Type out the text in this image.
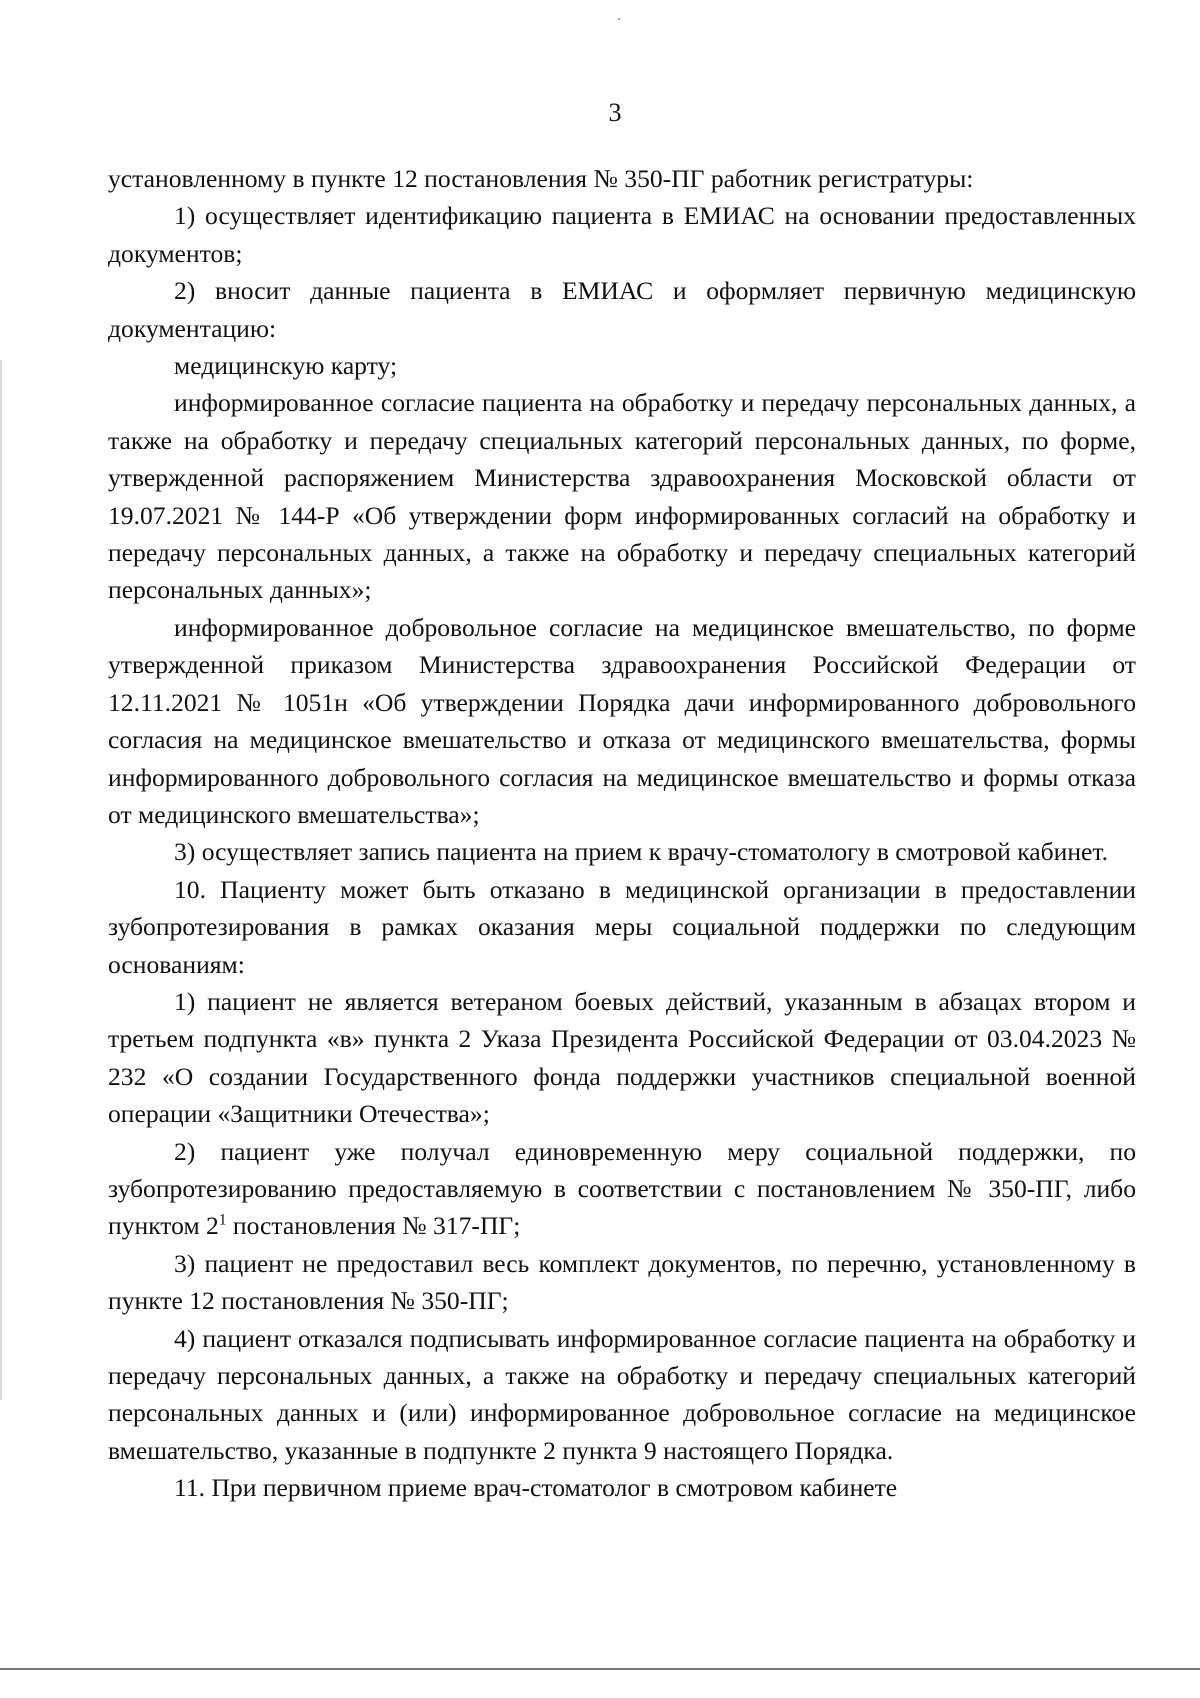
3

установленному в пункте 12 постановления № 350-ПГ работник регистратуры:

1) осуществляет идентификацию пациента в ЕМИАС на основании предоставленных документов;

2) вносит данные пациента в ЕМИАС и оформляет первичную медицинскую документацию:

медицинскую карту;

информированное согласие пациента на обработку и передачу персональных данных, а также на обработку и передачу специальных категорий персональных данных, по форме, утвержденной распоряжением Министерства здравоохранения Московской области от 19.07.2021 № 144-Р «Об утверждении форм информированных согласий на обработку и передачу персональных данных, а также на обработку и передачу специальных категорий персональных данных»;

информированное добровольное согласие на медицинское вмешательство, по форме утвержденной приказом Министерства здравоохранения Российской Федерации от 12.11.2021 № 1051н «Об утверждении Порядка дачи информированного добровольного согласия на медицинское вмешательство и отказа от медицинского вмешательства, формы информированного добровольного согласия на медицинское вмешательство и формы отказа от медицинского вмешательства»;

3) осуществляет запись пациента на прием к врачу-стоматологу в смотровой кабинет.

10. Пациенту может быть отказано в медицинской организации в предоставлении зубопротезирования в рамках оказания меры социальной поддержки по следующим основаниям:

1) пациент не является ветераном боевых действий, указанным в абзацах втором и третьем подпункта «в» пункта 2 Указа Президента Российской Федерации от 03.04.2023 № 232 «О создании Государственного фонда поддержки участников специальной военной операции «Защитники Отечества»;

2) пациент уже получал единовременную меру социальной поддержки, по зубопротезированию предоставляемую в соответствии с постановлением № 350-ПГ, либо пунктом $2^1$ постановления № 317-ПГ;

3) пациент не предоставил весь комплект документов, по перечню, установленному в пункте 12 постановления № 350-ПГ;

4) пациент отказался подписывать информированное согласие пациента на обработку и передачу персональных данных, а также на обработку и передачу специальных категорий персональных данных и (или) информированное добровольное согласие на медицинское вмешательство, указанные в подпункте 2 пункта 9 настоящего Порядка.

11. При первичном приеме врач-стоматолог в смотровом кабинете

WRITTEN PROBLEM -
Go through the listing above and quote it exactly, apart from its images.

TASK RESPONSE -
Type out the text in this image.
3

установленному в пункте 12 постановления № 350-ПГ работник регистратуры:

1) осуществляет идентификацию пациента в ЕМИАС на основании предоставленных документов;

2) вносит данные пациента в ЕМИАС и оформляет первичную медицинскую документацию:

медицинскую карту;

информированное согласие пациента на обработку и передачу персональных данных, а также на обработку и передачу специальных категорий персональных данных, по форме, утвержденной распоряжением Министерства здравоохранения Московской области от 19.07.2021 № 144-Р «Об утверждении форм информированных согласий на обработку и передачу персональных данных, а также на обработку и передачу специальных категорий персональных данных»;

информированное добровольное согласие на медицинское вмешательство, по форме утвержденной приказом Министерства здравоохранения Российской Федерации от 12.11.2021 № 1051н «Об утверждении Порядка дачи информированного добровольного согласия на медицинское вмешательство и отказа от медицинского вмешательства, формы информированного добровольного согласия на медицинское вмешательство и формы отказа от медицинского вмешательства»;

3) осуществляет запись пациента на прием к врачу-стоматологу в смотровой кабинет.

10. Пациенту может быть отказано в медицинской организации в предоставлении зубопротезирования в рамках оказания меры социальной поддержки по следующим основаниям:

1) пациент не является ветераном боевых действий, указанным в абзацах втором и третьем подпункта «в» пункта 2 Указа Президента Российской Федерации от 03.04.2023 № 232 «О создании Государственного фонда поддержки участников специальной военной операции «Защитники Отечества»;

2) пациент уже получал единовременную меру социальной поддержки, по зубопротезированию предоставляемую в соответствии с постановлением № 350-ПГ, либо пунктом $2^1$ постановления № 317-ПГ;

3) пациент не предоставил весь комплект документов, по перечню, установленному в пункте 12 постановления № 350-ПГ;

4) пациент отказался подписывать информированное согласие пациента на обработку и передачу персональных данных, а также на обработку и передачу специальных категорий персональных данных и (или) информированное добровольное согласие на медицинское вмешательство, указанные в подпункте 2 пункта 9 настоящего Порядка.

11. При первичном приеме врач-стоматолог в смотровом кабинете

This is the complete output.